Instruction
Return all of the entries exactly, with nothing added or left out.

[Dataset excerpts]

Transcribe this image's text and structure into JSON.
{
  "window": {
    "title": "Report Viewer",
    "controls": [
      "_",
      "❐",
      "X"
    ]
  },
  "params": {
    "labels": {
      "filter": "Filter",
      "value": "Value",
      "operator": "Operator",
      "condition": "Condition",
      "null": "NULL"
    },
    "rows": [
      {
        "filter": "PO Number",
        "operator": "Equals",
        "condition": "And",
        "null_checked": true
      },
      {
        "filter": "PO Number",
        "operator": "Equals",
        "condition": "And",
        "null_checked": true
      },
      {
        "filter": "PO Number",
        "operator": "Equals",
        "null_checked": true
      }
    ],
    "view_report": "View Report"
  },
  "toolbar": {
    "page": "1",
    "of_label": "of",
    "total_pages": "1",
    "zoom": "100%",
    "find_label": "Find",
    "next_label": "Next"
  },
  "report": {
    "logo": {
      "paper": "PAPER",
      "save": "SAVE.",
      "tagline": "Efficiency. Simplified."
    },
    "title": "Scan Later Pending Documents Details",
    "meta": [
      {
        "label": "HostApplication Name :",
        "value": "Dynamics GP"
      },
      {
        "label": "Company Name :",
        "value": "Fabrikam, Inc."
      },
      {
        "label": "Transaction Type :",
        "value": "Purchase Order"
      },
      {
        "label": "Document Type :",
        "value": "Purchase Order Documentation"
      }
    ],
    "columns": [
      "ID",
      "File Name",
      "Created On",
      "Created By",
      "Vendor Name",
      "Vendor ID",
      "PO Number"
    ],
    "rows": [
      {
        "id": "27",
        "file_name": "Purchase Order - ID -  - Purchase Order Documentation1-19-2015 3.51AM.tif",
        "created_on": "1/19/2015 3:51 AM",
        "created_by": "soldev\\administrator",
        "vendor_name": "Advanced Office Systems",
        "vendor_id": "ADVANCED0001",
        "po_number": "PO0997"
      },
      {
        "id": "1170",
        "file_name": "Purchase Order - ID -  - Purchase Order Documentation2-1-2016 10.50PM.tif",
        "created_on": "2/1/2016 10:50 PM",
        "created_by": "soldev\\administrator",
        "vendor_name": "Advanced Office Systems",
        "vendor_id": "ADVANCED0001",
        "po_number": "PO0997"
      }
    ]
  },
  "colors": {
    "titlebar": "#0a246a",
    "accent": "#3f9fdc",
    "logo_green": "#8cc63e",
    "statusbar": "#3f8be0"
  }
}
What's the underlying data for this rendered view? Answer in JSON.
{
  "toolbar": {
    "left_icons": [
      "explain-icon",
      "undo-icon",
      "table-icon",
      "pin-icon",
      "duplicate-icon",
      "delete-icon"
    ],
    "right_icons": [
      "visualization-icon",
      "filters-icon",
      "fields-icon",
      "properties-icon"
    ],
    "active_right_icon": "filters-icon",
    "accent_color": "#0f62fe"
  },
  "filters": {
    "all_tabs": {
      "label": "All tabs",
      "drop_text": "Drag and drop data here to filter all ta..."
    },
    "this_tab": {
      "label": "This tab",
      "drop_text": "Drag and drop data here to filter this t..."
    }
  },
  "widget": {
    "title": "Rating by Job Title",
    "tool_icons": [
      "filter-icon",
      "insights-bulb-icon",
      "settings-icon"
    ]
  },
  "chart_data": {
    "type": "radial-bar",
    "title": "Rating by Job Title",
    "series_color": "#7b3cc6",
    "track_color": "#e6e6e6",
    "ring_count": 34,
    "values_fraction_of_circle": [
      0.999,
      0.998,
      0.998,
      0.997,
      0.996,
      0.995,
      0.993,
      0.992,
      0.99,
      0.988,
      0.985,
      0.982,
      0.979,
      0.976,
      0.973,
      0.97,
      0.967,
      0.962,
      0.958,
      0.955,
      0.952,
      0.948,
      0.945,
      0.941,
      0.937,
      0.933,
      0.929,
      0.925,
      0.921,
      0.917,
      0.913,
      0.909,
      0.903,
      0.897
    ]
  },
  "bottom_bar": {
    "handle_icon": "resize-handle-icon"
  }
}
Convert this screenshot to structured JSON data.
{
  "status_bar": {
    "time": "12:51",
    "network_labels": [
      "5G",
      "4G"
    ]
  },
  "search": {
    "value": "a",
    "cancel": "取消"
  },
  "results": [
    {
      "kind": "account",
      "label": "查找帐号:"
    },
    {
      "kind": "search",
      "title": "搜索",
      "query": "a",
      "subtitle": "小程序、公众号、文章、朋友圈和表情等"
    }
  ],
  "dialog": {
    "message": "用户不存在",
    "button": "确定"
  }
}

Result below
Transcribe this image's text and structure into JSON.
{
  "window": {
    "title": "Report Viewer",
    "controls": [
      "_",
      "❐",
      "X"
    ]
  },
  "params": {
    "labels": {
      "filter": "Filter",
      "value": "Value",
      "operator": "Operator",
      "condition": "Condition",
      "null": "NULL"
    },
    "rows": [
      {
        "filter": "PO Number",
        "operator": "Equals",
        "condition": "And",
        "null_checked": true
      },
      {
        "filter": "PO Number",
        "operator": "Equals",
        "condition": "And",
        "null_checked": true
      },
      {
        "filter": "PO Number",
        "operator": "Equals",
        "null_checked": true
      }
    ],
    "view_report": "View Report"
  },
  "toolbar": {
    "page": "1",
    "of_label": "of",
    "total_pages": "1",
    "zoom": "100%",
    "find_label": "Find",
    "next_label": "Next"
  },
  "report": {
    "logo": {
      "paper": "PAPER",
      "save": "SAVE.",
      "tagline": "Efficiency. Simplified."
    },
    "title": "Scan Later Pending Documents Details",
    "meta": [
      {
        "label": "HostApplication Name :",
        "value": "Dynamics GP"
      },
      {
        "label": "Company Name :",
        "value": "Fabrikam, Inc."
      },
      {
        "label": "Transaction Type :",
        "value": "Purchase Order"
      },
      {
        "label": "Document Type :",
        "value": "Purchase Order Documentation"
      }
    ],
    "columns": [
      "ID",
      "File Name",
      "Created On",
      "Created By",
      "Vendor Name",
      "Vendor ID",
      "PO Number"
    ],
    "rows": [
      {
        "id": "27",
        "file_name": "Purchase Order - ID -  - Purchase Order Documentation1-19-2015 3.51AM.tif",
        "created_on": "1/19/2015 3:51 AM",
        "created_by": "soldev\\administrator",
        "vendor_name": "Advanced Office Systems",
        "vendor_id": "ADVANCED0001",
        "po_number": "PO0997"
      },
      {
        "id": "1170",
        "file_name": "Purchase Order - ID -  - Purchase Order Documentation2-1-2016 10.50PM.tif",
        "created_on": "2/1/2016 10:50 PM",
        "created_by": "soldev\\administrator",
        "vendor_name": "Advanced Office Systems",
        "vendor_id": "ADVANCED0001",
        "po_number": "PO0997"
      }
    ]
  },
  "colors": {
    "titlebar": "#0a246a",
    "accent": "#3f9fdc",
    "logo_green": "#8cc63e",
    "statusbar": "#3f8be0"
  }
}
What's the underlying data for this rendered view? Answer in JSON.
{
  "toolbar": {
    "left_icons": [
      "explain-icon",
      "undo-icon",
      "table-icon",
      "pin-icon",
      "duplicate-icon",
      "delete-icon"
    ],
    "right_icons": [
      "visualization-icon",
      "filters-icon",
      "fields-icon",
      "properties-icon"
    ],
    "active_right_icon": "filters-icon",
    "accent_color": "#0f62fe"
  },
  "filters": {
    "all_tabs": {
      "label": "All tabs",
      "drop_text": "Drag and drop data here to filter all ta..."
    },
    "this_tab": {
      "label": "This tab",
      "drop_text": "Drag and drop data here to filter this t..."
    }
  },
  "widget": {
    "title": "Rating by Job Title",
    "tool_icons": [
      "filter-icon",
      "insights-bulb-icon",
      "settings-icon"
    ]
  },
  "chart_data": {
    "type": "radial-bar",
    "title": "Rating by Job Title",
    "series_color": "#7b3cc6",
    "track_color": "#e6e6e6",
    "ring_count": 34,
    "values_fraction_of_circle": [
      0.999,
      0.998,
      0.998,
      0.997,
      0.996,
      0.995,
      0.993,
      0.992,
      0.99,
      0.988,
      0.985,
      0.982,
      0.979,
      0.976,
      0.973,
      0.97,
      0.967,
      0.962,
      0.958,
      0.955,
      0.952,
      0.948,
      0.945,
      0.941,
      0.937,
      0.933,
      0.929,
      0.925,
      0.921,
      0.917,
      0.913,
      0.909,
      0.903,
      0.897
    ]
  },
  "bottom_bar": {
    "handle_icon": "resize-handle-icon"
  }
}
Convert this screenshot to structured JSON data.
{
  "status_bar": {
    "time": "12:51",
    "network_labels": [
      "5G",
      "4G"
    ]
  },
  "search": {
    "value": "a",
    "cancel": "取消"
  },
  "results": [
    {
      "kind": "account",
      "label": "查找帐号:"
    },
    {
      "kind": "search",
      "title": "搜索",
      "query": "a",
      "subtitle": "小程序、公众号、文章、朋友圈和表情等"
    }
  ],
  "dialog": {
    "message": "用户不存在",
    "button": "确定"
  }
}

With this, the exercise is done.